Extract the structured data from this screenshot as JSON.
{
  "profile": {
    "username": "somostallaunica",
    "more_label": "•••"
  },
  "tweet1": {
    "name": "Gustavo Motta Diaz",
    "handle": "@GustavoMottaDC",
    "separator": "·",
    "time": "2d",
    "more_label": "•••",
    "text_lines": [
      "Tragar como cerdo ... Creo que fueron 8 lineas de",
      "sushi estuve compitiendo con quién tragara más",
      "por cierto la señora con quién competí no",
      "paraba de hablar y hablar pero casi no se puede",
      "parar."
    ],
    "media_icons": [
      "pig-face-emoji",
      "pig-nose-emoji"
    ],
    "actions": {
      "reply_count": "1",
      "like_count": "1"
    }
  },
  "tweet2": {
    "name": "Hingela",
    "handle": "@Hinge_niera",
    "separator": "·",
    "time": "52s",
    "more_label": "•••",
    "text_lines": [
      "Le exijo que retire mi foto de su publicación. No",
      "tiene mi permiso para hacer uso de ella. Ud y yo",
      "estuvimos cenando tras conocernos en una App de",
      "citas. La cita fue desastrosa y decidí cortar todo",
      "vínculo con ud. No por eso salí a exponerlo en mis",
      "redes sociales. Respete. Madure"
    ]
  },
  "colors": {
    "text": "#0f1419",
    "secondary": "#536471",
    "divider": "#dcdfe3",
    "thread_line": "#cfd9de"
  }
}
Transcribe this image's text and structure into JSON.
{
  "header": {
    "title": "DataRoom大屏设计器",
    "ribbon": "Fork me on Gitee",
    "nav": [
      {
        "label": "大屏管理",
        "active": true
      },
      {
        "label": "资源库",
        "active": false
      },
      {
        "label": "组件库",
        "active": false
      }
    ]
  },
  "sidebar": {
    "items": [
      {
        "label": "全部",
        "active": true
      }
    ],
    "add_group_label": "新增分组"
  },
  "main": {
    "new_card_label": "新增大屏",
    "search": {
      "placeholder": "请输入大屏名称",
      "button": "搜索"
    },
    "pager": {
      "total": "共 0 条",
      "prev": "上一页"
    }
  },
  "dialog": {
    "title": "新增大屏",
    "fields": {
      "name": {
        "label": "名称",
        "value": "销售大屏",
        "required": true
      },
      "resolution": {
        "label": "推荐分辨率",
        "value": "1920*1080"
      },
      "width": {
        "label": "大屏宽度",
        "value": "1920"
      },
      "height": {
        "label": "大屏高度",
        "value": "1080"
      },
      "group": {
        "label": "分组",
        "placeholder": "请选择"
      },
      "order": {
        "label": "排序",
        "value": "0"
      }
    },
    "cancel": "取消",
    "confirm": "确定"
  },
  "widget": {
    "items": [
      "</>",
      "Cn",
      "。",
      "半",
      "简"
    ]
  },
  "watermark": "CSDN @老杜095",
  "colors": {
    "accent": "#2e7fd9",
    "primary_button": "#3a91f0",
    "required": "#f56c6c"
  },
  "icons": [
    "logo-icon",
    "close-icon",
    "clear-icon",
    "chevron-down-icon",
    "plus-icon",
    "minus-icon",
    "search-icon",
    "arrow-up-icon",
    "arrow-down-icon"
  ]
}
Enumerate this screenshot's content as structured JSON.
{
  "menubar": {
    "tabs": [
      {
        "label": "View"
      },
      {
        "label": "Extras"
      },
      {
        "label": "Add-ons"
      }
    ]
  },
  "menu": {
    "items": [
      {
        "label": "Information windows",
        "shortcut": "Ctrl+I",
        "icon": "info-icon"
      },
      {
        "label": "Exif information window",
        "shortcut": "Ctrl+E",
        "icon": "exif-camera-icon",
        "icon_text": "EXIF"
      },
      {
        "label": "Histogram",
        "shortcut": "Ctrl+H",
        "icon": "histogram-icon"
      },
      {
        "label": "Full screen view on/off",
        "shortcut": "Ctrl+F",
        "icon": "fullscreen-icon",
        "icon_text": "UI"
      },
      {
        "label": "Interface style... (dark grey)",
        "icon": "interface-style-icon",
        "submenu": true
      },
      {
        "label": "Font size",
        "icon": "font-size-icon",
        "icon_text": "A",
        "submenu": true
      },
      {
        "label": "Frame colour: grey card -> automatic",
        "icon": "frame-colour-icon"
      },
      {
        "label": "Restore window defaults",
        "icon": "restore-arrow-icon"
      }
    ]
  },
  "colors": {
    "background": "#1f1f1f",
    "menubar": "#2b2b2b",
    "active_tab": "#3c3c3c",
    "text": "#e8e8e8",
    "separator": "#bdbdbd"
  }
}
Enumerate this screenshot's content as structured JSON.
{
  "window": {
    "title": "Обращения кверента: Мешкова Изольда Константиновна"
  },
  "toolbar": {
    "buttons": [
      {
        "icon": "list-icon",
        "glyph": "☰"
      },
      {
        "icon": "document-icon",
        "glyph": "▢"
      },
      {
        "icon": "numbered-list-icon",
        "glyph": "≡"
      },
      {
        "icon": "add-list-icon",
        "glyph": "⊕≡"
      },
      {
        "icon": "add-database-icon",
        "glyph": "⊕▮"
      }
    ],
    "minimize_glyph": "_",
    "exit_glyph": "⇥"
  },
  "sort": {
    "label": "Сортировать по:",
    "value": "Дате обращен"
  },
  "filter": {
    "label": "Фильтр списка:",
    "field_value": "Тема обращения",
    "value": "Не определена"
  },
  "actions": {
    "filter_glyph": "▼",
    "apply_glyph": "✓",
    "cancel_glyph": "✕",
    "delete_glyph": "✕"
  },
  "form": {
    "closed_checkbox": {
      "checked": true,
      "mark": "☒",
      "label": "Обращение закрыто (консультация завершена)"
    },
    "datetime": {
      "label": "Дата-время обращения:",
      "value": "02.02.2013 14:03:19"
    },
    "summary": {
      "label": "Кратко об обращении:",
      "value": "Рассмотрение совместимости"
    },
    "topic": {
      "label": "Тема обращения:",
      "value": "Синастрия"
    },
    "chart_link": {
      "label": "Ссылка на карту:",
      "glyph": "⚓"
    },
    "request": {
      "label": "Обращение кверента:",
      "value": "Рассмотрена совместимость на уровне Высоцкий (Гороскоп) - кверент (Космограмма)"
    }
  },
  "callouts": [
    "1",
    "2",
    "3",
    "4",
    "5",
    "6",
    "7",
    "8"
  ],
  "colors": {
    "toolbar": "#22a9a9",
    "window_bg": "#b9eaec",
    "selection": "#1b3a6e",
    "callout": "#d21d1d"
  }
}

..............................

> **Request**: All entries must be repeated verbatim.

> **Finished task**:
Extract the structured data from this screenshot as JSON.
{
  "profile": {
    "username": "somostallaunica",
    "more_label": "•••"
  },
  "tweet1": {
    "name": "Gustavo Motta Diaz",
    "handle": "@GustavoMottaDC",
    "separator": "·",
    "time": "2d",
    "more_label": "•••",
    "text_lines": [
      "Tragar como cerdo ... Creo que fueron 8 lineas de",
      "sushi estuve compitiendo con quién tragara más",
      "por cierto la señora con quién competí no",
      "paraba de hablar y hablar pero casi no se puede",
      "parar."
    ],
    "media_icons": [
      "pig-face-emoji",
      "pig-nose-emoji"
    ],
    "actions": {
      "reply_count": "1",
      "like_count": "1"
    }
  },
  "tweet2": {
    "name": "Hingela",
    "handle": "@Hinge_niera",
    "separator": "·",
    "time": "52s",
    "more_label": "•••",
    "text_lines": [
      "Le exijo que retire mi foto de su publicación. No",
      "tiene mi permiso para hacer uso de ella. Ud y yo",
      "estuvimos cenando tras conocernos en una App de",
      "citas. La cita fue desastrosa y decidí cortar todo",
      "vínculo con ud. No por eso salí a exponerlo en mis",
      "redes sociales. Respete. Madure"
    ]
  },
  "colors": {
    "text": "#0f1419",
    "secondary": "#536471",
    "divider": "#dcdfe3",
    "thread_line": "#cfd9de"
  }
}
Transcribe this image's text and structure into JSON.
{
  "header": {
    "title": "DataRoom大屏设计器",
    "ribbon": "Fork me on Gitee",
    "nav": [
      {
        "label": "大屏管理",
        "active": true
      },
      {
        "label": "资源库",
        "active": false
      },
      {
        "label": "组件库",
        "active": false
      }
    ]
  },
  "sidebar": {
    "items": [
      {
        "label": "全部",
        "active": true
      }
    ],
    "add_group_label": "新增分组"
  },
  "main": {
    "new_card_label": "新增大屏",
    "search": {
      "placeholder": "请输入大屏名称",
      "button": "搜索"
    },
    "pager": {
      "total": "共 0 条",
      "prev": "上一页"
    }
  },
  "dialog": {
    "title": "新增大屏",
    "fields": {
      "name": {
        "label": "名称",
        "value": "销售大屏",
        "required": true
      },
      "resolution": {
        "label": "推荐分辨率",
        "value": "1920*1080"
      },
      "width": {
        "label": "大屏宽度",
        "value": "1920"
      },
      "height": {
        "label": "大屏高度",
        "value": "1080"
      },
      "group": {
        "label": "分组",
        "placeholder": "请选择"
      },
      "order": {
        "label": "排序",
        "value": "0"
      }
    },
    "cancel": "取消",
    "confirm": "确定"
  },
  "widget": {
    "items": [
      "</>",
      "Cn",
      "。",
      "半",
      "简"
    ]
  },
  "watermark": "CSDN @老杜095",
  "colors": {
    "accent": "#2e7fd9",
    "primary_button": "#3a91f0",
    "required": "#f56c6c"
  },
  "icons": [
    "logo-icon",
    "close-icon",
    "clear-icon",
    "chevron-down-icon",
    "plus-icon",
    "minus-icon",
    "search-icon",
    "arrow-up-icon",
    "arrow-down-icon"
  ]
}
Enumerate this screenshot's content as structured JSON.
{
  "menubar": {
    "tabs": [
      {
        "label": "View"
      },
      {
        "label": "Extras"
      },
      {
        "label": "Add-ons"
      }
    ]
  },
  "menu": {
    "items": [
      {
        "label": "Information windows",
        "shortcut": "Ctrl+I",
        "icon": "info-icon"
      },
      {
        "label": "Exif information window",
        "shortcut": "Ctrl+E",
        "icon": "exif-camera-icon",
        "icon_text": "EXIF"
      },
      {
        "label": "Histogram",
        "shortcut": "Ctrl+H",
        "icon": "histogram-icon"
      },
      {
        "label": "Full screen view on/off",
        "shortcut": "Ctrl+F",
        "icon": "fullscreen-icon",
        "icon_text": "UI"
      },
      {
        "label": "Interface style... (dark grey)",
        "icon": "interface-style-icon",
        "submenu": true
      },
      {
        "label": "Font size",
        "icon": "font-size-icon",
        "icon_text": "A",
        "submenu": true
      },
      {
        "label": "Frame colour: grey card -> automatic",
        "icon": "frame-colour-icon"
      },
      {
        "label": "Restore window defaults",
        "icon": "restore-arrow-icon"
      }
    ]
  },
  "colors": {
    "background": "#1f1f1f",
    "menubar": "#2b2b2b",
    "active_tab": "#3c3c3c",
    "text": "#e8e8e8",
    "separator": "#bdbdbd"
  }
}
Enumerate this screenshot's content as structured JSON.
{
  "window": {
    "title": "Обращения кверента: Мешкова Изольда Константиновна"
  },
  "toolbar": {
    "buttons": [
      {
        "icon": "list-icon",
        "glyph": "☰"
      },
      {
        "icon": "document-icon",
        "glyph": "▢"
      },
      {
        "icon": "numbered-list-icon",
        "glyph": "≡"
      },
      {
        "icon": "add-list-icon",
        "glyph": "⊕≡"
      },
      {
        "icon": "add-database-icon",
        "glyph": "⊕▮"
      }
    ],
    "minimize_glyph": "_",
    "exit_glyph": "⇥"
  },
  "sort": {
    "label": "Сортировать по:",
    "value": "Дате обращен"
  },
  "filter": {
    "label": "Фильтр списка:",
    "field_value": "Тема обращения",
    "value": "Не определена"
  },
  "actions": {
    "filter_glyph": "▼",
    "apply_glyph": "✓",
    "cancel_glyph": "✕",
    "delete_glyph": "✕"
  },
  "form": {
    "closed_checkbox": {
      "checked": true,
      "mark": "☒",
      "label": "Обращение закрыто (консультация завершена)"
    },
    "datetime": {
      "label": "Дата-время обращения:",
      "value": "02.02.2013 14:03:19"
    },
    "summary": {
      "label": "Кратко об обращении:",
      "value": "Рассмотрение совместимости"
    },
    "topic": {
      "label": "Тема обращения:",
      "value": "Синастрия"
    },
    "chart_link": {
      "label": "Ссылка на карту:",
      "glyph": "⚓"
    },
    "request": {
      "label": "Обращение кверента:",
      "value": "Рассмотрена совместимость на уровне Высоцкий (Гороскоп) - кверент (Космограмма)"
    }
  },
  "callouts": [
    "1",
    "2",
    "3",
    "4",
    "5",
    "6",
    "7",
    "8"
  ],
  "colors": {
    "toolbar": "#22a9a9",
    "window_bg": "#b9eaec",
    "selection": "#1b3a6e",
    "callout": "#d21d1d"
  }
}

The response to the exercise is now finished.